-- START OF RECORDS FOR THIS EXERCISE --

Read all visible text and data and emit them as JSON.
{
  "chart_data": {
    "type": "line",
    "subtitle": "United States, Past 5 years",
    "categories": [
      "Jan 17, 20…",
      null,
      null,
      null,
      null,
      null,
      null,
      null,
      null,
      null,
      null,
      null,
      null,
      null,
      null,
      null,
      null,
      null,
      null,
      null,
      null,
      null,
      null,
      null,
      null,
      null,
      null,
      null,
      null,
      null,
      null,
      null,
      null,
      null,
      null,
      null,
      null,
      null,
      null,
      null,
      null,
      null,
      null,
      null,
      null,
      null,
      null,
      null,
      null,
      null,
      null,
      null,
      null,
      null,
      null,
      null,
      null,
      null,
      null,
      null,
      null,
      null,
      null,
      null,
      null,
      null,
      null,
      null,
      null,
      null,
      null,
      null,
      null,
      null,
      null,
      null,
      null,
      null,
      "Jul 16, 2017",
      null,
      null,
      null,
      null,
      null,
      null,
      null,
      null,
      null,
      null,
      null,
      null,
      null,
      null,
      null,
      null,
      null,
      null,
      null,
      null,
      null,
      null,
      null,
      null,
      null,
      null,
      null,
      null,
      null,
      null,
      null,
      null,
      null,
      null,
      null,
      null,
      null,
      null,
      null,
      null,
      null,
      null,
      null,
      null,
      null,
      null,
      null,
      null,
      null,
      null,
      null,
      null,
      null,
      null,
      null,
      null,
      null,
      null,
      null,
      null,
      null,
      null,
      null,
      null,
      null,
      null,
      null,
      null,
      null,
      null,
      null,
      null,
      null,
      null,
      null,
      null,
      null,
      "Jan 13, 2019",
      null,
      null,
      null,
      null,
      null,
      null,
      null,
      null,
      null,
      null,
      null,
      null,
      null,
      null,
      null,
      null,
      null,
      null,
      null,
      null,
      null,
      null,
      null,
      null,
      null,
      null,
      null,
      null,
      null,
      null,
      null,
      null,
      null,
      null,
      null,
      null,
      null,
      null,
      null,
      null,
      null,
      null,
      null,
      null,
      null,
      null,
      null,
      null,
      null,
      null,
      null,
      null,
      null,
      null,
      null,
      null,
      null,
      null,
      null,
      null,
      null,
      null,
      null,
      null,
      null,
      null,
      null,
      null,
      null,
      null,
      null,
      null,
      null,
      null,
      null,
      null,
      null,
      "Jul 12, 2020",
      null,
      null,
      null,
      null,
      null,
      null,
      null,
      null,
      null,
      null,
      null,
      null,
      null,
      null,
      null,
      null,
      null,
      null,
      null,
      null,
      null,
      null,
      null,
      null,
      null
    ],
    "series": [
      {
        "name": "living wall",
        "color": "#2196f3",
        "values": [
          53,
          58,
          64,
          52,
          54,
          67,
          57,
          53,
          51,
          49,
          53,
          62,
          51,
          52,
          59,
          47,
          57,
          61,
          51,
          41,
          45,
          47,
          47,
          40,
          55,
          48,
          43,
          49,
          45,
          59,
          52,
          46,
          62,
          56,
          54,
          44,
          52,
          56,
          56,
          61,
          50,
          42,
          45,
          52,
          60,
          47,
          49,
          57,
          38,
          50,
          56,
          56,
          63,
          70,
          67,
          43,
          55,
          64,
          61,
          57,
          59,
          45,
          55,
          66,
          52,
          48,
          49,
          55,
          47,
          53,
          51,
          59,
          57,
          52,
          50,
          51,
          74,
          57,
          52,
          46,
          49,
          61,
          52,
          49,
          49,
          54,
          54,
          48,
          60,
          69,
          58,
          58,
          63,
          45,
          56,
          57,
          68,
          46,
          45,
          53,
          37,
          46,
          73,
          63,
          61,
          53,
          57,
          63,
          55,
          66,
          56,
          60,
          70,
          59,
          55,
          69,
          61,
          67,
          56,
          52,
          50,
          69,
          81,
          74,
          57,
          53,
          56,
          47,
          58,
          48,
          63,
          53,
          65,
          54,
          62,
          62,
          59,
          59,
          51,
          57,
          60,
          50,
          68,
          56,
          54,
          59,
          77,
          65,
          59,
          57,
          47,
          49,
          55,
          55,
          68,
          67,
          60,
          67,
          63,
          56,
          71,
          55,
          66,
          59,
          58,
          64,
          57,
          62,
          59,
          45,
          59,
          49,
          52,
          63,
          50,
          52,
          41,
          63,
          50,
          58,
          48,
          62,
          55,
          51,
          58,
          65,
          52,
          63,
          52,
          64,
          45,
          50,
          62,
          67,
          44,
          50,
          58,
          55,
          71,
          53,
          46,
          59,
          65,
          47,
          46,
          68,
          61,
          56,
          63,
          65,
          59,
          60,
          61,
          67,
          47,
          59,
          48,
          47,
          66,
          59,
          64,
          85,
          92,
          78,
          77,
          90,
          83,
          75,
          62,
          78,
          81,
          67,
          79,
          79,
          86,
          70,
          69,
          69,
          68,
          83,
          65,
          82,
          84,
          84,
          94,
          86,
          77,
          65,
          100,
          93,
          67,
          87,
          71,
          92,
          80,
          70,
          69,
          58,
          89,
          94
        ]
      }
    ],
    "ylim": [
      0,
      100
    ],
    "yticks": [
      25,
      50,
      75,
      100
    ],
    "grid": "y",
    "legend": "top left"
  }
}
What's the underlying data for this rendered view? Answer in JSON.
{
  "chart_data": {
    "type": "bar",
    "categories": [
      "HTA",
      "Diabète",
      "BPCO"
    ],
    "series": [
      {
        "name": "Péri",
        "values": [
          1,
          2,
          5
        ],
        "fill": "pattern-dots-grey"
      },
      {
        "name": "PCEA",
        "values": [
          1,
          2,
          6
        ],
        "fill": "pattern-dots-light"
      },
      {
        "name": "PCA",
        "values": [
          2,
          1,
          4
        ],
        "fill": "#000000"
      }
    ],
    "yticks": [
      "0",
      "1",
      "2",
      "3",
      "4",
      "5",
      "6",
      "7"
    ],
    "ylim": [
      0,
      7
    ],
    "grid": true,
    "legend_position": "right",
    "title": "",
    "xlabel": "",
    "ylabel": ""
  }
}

-- END OF RECORDS FOR THIS EXERCISE --

### THE REQUEST
Can you quote exactly the lines from the one containing "What's the underlying" through the last line of the records above, and nothing else?

### ANSWER FOR THIS EXERCISE
What's the underlying data for this rendered view? Answer in JSON.
{
  "chart_data": {
    "type": "bar",
    "categories": [
      "HTA",
      "Diabète",
      "BPCO"
    ],
    "series": [
      {
        "name": "Péri",
        "values": [
          1,
          2,
          5
        ],
        "fill": "pattern-dots-grey"
      },
      {
        "name": "PCEA",
        "values": [
          1,
          2,
          6
        ],
        "fill": "pattern-dots-light"
      },
      {
        "name": "PCA",
        "values": [
          2,
          1,
          4
        ],
        "fill": "#000000"
      }
    ],
    "yticks": [
      "0",
      "1",
      "2",
      "3",
      "4",
      "5",
      "6",
      "7"
    ],
    "ylim": [
      0,
      7
    ],
    "grid": true,
    "legend_position": "right",
    "title": "",
    "xlabel": "",
    "ylabel": ""
  }
}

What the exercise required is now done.